Stated problem:
Copy every line from the data below in which the string "this" can be found.

Dataset extract:

----------

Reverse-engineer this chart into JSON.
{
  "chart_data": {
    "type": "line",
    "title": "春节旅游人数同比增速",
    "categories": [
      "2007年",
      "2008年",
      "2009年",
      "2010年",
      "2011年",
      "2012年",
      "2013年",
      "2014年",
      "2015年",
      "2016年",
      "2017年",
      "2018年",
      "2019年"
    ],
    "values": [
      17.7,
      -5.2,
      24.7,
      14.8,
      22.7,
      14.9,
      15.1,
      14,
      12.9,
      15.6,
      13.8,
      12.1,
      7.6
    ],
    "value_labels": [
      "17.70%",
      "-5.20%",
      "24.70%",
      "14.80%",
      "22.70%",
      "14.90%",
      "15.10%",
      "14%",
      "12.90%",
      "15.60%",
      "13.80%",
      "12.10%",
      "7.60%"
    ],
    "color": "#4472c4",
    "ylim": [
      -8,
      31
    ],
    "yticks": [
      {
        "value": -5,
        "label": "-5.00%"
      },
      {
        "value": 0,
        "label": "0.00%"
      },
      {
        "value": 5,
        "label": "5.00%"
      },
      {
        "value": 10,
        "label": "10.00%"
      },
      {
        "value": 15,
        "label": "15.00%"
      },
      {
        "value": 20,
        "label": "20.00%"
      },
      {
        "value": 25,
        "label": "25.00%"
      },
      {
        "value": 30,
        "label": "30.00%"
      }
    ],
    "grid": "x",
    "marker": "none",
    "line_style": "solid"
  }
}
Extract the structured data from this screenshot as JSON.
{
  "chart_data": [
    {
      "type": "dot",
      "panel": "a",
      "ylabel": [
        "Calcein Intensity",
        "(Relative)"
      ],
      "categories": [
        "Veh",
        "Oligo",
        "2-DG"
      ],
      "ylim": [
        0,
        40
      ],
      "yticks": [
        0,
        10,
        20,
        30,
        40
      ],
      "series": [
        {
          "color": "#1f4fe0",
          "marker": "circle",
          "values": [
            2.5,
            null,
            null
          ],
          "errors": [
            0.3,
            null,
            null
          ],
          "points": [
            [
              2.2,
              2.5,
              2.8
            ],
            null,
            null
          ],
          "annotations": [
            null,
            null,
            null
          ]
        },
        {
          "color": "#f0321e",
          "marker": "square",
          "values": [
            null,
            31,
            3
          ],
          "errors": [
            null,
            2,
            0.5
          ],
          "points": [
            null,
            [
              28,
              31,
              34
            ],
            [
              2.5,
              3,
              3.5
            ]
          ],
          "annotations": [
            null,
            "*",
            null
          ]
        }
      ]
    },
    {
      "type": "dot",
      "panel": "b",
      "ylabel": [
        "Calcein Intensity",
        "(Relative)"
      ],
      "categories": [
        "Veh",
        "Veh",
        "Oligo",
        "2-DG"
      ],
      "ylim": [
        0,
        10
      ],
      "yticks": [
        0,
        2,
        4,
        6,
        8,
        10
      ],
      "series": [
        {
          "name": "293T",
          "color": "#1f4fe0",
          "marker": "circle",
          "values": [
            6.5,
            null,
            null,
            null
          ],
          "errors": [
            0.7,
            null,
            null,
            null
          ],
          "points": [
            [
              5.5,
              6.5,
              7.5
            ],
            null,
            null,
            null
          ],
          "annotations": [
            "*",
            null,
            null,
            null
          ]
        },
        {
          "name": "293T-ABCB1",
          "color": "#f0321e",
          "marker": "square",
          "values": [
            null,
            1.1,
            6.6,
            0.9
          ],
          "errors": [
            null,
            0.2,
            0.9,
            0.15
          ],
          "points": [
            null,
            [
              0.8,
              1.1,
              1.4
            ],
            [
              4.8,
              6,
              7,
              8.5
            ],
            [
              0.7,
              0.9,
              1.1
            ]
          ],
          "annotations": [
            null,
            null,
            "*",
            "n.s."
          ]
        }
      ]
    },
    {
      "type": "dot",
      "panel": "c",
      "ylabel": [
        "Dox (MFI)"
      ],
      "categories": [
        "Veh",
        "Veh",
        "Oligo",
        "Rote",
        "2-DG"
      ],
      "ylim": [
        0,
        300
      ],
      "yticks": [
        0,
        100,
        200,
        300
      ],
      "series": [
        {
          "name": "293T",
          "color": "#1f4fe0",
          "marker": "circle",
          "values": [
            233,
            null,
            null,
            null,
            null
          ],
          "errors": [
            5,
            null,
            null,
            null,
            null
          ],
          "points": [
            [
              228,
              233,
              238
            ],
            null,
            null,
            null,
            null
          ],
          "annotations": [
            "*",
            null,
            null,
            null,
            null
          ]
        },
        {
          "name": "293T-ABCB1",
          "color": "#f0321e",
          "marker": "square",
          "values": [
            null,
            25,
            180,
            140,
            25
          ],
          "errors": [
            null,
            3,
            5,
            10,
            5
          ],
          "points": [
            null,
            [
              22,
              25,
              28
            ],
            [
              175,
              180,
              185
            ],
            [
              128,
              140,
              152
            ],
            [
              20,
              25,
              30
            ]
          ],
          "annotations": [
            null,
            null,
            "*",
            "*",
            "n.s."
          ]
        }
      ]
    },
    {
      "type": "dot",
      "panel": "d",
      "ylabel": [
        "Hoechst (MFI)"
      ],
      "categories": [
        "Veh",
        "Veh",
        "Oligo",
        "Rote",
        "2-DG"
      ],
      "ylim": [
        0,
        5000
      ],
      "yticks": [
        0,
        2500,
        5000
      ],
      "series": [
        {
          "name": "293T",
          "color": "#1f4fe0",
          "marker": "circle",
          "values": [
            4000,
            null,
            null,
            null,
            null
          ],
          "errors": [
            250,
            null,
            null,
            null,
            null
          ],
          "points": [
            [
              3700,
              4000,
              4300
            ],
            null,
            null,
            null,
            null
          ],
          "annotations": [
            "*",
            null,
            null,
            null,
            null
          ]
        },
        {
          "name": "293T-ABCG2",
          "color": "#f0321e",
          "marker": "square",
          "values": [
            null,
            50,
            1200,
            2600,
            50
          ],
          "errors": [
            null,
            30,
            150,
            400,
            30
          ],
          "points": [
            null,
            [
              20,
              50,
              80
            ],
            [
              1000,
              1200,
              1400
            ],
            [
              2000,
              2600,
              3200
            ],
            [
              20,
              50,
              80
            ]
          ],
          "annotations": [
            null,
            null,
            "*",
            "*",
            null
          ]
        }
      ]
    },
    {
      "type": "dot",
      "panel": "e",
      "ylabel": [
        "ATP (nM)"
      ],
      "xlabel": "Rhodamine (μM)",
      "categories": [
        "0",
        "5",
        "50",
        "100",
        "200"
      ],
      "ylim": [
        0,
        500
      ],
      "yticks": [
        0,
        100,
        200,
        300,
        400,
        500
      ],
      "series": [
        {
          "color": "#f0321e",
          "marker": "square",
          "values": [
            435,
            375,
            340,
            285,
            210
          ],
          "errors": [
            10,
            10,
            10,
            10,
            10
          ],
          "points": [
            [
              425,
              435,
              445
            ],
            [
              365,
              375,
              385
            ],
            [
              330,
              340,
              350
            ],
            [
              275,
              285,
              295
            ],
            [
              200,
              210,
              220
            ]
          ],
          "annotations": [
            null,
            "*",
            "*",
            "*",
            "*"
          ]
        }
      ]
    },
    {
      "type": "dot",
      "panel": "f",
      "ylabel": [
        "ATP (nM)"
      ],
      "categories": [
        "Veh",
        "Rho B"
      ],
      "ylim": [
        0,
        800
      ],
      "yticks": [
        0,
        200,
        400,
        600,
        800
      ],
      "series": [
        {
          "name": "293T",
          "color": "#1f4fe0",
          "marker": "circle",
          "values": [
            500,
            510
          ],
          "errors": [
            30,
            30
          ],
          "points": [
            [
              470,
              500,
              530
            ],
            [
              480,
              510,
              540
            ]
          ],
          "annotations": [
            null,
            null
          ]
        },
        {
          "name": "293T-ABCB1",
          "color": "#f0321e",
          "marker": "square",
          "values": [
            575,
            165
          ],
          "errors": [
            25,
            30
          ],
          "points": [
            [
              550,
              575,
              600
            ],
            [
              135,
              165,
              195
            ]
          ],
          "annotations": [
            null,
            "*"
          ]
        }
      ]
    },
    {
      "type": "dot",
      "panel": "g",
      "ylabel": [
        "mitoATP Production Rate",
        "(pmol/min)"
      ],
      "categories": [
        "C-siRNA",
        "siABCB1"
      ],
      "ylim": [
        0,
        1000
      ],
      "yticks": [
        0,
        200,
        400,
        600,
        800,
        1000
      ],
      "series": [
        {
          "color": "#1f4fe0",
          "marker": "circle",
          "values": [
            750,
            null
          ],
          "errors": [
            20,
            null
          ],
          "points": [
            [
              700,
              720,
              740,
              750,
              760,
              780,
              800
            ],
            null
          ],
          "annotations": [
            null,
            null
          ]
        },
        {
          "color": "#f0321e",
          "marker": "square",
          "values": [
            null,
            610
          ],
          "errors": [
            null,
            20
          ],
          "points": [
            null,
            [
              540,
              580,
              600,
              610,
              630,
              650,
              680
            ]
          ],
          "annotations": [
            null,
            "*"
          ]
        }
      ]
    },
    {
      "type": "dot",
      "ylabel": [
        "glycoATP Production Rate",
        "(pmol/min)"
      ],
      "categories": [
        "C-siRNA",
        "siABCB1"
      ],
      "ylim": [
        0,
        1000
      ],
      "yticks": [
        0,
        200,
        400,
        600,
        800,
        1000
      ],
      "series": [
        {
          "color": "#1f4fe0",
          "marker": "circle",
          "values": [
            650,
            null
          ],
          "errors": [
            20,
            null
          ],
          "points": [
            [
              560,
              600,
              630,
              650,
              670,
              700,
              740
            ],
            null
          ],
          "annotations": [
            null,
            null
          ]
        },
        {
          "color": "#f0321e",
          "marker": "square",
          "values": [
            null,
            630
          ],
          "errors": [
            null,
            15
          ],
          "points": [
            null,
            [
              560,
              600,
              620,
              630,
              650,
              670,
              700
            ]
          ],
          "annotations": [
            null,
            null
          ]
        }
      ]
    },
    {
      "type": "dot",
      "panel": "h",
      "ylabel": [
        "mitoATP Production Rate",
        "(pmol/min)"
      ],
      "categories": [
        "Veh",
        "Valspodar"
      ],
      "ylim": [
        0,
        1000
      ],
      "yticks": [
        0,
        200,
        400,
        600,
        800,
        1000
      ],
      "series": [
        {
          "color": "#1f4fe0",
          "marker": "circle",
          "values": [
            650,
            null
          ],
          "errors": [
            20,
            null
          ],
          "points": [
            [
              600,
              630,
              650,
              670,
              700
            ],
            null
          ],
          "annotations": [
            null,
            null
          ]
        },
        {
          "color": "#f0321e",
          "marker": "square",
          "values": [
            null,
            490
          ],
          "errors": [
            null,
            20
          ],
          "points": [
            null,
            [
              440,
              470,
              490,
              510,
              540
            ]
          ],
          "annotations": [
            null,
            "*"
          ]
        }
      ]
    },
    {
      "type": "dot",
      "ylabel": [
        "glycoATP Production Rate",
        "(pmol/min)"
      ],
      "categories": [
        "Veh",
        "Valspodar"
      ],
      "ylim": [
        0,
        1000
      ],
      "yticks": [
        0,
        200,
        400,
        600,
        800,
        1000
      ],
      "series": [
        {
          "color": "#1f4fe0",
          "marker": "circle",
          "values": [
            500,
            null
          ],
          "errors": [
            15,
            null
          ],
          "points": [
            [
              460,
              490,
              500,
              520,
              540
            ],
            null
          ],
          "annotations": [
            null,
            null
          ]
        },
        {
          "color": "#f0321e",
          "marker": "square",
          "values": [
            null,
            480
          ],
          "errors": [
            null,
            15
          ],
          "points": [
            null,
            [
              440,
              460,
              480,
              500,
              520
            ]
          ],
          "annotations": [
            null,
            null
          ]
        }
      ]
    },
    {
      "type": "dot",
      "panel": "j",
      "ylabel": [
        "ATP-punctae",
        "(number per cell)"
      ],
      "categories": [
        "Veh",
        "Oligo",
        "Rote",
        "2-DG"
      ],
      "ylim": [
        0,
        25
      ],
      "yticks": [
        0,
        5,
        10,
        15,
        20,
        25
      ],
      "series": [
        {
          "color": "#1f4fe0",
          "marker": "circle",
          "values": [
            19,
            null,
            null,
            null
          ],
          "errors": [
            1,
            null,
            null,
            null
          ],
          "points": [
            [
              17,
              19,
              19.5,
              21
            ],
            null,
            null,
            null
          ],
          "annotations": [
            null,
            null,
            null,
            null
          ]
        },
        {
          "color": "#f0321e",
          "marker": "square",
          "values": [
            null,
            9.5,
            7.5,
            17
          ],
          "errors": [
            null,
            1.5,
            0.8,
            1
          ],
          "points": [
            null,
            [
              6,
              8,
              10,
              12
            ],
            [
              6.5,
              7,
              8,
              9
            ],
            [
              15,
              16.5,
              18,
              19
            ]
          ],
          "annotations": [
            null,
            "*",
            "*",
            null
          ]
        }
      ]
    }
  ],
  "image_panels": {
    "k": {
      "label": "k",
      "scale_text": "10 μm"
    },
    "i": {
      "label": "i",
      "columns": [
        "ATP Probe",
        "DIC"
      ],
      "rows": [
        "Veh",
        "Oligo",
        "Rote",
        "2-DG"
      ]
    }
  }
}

----------

Problem solution:
Reverse-engineer this chart into JSON.
Extract the structured data from this screenshot as JSON.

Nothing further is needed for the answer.